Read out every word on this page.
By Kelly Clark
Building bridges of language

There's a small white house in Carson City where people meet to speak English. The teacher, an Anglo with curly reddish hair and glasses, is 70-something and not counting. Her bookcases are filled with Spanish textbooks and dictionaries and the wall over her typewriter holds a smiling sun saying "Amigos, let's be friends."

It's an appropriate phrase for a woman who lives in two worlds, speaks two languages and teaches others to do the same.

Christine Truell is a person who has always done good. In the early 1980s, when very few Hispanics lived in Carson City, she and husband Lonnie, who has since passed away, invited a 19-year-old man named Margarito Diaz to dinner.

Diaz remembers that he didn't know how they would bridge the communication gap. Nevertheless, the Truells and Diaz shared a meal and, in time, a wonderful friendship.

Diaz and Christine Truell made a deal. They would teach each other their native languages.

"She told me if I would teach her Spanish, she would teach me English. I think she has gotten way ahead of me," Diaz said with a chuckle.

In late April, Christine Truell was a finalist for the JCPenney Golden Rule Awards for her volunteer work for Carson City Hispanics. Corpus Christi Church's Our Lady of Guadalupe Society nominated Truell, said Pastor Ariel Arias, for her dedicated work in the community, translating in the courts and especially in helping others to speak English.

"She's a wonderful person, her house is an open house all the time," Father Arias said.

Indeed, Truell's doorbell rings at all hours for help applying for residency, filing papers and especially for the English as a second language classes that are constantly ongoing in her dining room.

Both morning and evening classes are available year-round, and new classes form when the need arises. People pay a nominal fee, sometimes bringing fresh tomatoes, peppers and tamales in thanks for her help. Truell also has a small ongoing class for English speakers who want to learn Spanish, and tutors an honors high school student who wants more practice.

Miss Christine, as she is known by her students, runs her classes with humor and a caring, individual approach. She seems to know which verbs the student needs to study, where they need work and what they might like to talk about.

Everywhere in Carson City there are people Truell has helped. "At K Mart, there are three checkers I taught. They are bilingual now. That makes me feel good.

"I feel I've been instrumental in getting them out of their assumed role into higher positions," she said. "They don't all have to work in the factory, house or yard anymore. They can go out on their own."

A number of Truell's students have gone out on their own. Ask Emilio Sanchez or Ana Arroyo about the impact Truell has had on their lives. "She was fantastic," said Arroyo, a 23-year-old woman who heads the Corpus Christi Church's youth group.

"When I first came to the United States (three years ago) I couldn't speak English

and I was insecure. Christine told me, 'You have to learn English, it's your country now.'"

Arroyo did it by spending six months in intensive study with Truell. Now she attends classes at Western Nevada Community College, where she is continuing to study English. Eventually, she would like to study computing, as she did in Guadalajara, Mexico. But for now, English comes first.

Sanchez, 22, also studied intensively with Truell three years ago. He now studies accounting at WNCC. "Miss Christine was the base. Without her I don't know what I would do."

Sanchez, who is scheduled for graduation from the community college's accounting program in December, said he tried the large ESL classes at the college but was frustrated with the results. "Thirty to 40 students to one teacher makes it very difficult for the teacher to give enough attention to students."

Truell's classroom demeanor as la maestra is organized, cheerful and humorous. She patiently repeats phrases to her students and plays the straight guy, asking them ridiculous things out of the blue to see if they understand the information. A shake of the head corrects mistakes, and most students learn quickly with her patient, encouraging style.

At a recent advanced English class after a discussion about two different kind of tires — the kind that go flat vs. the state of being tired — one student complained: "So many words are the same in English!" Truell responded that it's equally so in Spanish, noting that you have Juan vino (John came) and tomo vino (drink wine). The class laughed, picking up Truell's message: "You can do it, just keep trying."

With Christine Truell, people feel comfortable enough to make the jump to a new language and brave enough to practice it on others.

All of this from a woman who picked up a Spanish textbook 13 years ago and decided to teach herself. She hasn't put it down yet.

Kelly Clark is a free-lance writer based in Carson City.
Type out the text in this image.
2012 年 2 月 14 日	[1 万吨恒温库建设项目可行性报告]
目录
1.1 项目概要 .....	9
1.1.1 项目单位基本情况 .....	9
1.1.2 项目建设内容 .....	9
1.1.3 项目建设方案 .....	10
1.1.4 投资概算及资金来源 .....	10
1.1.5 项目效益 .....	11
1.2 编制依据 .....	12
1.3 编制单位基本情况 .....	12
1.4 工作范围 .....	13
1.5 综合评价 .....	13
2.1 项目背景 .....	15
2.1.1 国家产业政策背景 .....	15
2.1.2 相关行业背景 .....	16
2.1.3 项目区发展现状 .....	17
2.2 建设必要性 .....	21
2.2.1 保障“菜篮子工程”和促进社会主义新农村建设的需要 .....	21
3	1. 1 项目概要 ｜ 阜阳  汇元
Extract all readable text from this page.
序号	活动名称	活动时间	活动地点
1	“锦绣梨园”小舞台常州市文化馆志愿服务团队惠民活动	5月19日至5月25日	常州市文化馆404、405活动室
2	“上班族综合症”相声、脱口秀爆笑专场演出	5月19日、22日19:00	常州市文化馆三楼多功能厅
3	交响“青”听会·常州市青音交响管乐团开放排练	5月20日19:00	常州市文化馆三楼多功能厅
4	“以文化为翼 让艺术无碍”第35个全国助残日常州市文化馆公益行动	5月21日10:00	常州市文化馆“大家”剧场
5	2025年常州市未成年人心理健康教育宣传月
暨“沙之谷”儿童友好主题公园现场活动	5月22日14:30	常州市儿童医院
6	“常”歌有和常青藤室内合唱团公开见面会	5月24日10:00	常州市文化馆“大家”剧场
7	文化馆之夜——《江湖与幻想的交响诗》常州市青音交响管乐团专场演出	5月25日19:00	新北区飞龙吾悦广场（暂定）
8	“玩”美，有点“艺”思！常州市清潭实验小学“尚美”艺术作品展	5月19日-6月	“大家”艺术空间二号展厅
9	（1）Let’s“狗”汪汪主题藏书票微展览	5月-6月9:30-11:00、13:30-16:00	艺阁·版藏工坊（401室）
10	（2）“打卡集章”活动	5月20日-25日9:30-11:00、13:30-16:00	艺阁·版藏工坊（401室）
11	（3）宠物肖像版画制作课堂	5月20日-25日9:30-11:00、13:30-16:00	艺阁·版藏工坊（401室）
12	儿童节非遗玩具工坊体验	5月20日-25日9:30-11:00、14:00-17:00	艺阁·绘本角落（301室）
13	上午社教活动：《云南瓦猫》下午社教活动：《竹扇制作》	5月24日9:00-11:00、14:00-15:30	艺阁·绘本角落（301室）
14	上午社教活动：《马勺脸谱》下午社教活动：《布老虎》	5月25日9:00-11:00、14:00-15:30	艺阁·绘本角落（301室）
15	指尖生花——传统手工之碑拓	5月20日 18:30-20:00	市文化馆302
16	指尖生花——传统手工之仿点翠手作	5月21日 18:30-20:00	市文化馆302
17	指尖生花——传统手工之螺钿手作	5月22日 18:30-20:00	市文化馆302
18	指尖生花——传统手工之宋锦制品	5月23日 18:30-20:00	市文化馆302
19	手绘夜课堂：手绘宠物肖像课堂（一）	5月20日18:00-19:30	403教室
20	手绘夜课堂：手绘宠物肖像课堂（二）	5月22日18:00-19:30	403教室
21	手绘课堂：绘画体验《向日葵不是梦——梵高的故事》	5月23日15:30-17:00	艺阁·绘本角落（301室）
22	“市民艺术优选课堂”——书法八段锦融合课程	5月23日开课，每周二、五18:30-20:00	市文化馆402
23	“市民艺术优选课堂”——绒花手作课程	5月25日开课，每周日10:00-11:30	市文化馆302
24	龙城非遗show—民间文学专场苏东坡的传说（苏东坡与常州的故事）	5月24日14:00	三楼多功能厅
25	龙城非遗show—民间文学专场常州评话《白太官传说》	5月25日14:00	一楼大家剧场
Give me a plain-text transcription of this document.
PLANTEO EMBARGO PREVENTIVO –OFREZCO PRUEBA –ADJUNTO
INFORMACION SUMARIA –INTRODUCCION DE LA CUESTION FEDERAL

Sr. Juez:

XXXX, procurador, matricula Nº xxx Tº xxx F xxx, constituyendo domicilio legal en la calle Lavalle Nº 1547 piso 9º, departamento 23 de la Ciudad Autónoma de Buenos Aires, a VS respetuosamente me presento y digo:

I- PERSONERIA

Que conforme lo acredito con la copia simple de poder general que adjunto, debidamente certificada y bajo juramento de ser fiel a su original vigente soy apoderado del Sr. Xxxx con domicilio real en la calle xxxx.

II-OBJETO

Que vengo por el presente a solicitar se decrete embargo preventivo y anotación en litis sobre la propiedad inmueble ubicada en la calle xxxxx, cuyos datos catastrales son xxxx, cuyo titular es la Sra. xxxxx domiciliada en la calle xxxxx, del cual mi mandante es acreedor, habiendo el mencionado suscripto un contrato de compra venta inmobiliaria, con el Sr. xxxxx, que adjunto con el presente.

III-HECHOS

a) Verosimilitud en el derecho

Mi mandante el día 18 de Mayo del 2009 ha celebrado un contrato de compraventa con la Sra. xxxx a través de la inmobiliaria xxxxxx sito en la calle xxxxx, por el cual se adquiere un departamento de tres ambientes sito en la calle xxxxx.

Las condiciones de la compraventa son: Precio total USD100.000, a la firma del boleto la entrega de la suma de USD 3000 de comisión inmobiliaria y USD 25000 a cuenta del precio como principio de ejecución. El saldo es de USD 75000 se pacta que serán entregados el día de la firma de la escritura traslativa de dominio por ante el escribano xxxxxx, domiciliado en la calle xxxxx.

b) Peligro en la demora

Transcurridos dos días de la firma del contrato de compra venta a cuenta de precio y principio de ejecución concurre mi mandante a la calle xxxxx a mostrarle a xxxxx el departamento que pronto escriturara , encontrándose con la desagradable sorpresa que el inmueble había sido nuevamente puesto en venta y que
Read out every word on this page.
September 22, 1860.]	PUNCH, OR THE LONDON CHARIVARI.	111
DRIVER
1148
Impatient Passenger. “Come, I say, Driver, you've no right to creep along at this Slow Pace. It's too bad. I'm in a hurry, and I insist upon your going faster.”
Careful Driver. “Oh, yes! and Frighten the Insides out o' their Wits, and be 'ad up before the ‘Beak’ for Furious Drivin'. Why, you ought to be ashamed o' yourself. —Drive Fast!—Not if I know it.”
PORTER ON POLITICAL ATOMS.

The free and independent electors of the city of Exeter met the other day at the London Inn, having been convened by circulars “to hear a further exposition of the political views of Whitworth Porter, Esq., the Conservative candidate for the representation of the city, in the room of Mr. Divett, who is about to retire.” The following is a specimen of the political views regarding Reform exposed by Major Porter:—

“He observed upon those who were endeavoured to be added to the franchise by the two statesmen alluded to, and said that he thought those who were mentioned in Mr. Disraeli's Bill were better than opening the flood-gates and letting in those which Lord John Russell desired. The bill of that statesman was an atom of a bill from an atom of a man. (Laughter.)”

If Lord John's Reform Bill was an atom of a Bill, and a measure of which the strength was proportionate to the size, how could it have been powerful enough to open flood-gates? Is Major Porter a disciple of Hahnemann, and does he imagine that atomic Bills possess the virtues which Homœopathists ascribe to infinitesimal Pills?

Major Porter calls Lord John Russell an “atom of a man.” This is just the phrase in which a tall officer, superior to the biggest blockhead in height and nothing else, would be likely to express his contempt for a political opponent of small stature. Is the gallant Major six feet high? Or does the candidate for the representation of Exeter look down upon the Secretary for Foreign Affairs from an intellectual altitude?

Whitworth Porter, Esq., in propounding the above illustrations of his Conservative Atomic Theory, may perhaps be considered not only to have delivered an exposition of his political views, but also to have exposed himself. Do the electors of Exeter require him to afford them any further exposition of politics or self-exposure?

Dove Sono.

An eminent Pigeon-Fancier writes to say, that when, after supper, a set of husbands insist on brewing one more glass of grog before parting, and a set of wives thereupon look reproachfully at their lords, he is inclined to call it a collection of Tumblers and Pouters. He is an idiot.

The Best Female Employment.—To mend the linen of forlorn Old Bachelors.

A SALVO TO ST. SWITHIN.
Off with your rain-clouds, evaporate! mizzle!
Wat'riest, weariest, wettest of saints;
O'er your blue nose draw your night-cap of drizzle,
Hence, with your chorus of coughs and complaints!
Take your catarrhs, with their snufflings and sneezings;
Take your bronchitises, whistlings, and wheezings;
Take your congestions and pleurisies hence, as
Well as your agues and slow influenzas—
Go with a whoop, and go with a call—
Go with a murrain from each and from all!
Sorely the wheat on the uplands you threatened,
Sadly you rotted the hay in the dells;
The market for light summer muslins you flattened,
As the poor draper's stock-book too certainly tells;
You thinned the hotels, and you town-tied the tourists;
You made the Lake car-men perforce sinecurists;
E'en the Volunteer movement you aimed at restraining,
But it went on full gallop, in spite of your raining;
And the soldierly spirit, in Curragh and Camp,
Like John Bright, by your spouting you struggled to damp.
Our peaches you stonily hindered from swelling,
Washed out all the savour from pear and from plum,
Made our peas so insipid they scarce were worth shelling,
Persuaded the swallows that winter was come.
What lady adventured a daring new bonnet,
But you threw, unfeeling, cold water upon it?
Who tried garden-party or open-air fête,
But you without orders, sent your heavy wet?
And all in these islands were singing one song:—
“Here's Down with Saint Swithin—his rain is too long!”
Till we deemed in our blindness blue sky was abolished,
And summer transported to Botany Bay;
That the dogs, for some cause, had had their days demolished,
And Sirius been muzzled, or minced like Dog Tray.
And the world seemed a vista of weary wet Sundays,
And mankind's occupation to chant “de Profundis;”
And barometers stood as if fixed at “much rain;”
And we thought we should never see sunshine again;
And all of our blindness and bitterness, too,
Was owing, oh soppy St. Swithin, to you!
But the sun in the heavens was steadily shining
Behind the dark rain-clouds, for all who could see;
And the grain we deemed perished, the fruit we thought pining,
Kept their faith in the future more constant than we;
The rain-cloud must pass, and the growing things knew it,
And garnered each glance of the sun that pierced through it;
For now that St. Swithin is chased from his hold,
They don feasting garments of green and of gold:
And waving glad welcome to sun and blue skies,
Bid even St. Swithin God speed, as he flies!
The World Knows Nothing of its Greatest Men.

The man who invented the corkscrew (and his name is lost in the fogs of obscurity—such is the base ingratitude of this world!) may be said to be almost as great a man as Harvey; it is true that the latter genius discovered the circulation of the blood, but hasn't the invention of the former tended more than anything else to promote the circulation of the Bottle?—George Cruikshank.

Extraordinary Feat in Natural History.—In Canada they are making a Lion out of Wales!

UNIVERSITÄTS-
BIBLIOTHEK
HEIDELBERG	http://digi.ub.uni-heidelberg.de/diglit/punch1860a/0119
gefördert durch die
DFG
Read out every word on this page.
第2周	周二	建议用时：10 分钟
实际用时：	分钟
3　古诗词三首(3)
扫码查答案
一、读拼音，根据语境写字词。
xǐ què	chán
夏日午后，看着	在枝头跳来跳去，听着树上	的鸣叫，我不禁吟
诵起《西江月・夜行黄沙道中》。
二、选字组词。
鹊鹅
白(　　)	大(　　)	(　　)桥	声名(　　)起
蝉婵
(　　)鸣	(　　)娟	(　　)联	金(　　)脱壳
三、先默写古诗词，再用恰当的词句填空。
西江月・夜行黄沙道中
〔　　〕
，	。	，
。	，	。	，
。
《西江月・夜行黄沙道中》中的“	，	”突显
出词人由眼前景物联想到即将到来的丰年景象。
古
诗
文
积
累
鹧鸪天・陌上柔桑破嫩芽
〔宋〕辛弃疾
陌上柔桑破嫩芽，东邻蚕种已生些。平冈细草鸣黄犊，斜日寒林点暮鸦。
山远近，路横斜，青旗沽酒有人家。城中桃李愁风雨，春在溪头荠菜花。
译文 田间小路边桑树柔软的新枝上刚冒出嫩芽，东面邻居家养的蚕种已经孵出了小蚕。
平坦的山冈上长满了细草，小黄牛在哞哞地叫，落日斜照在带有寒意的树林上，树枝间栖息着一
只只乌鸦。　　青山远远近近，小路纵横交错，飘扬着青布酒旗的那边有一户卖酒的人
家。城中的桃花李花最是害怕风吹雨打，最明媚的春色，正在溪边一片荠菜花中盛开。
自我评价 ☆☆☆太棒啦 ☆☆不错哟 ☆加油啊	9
○ ○ ○ ○ ○ ○ ○
What to do: Determine how many lines of the material include the string "下午社教活动". Output only that count.

Response: 2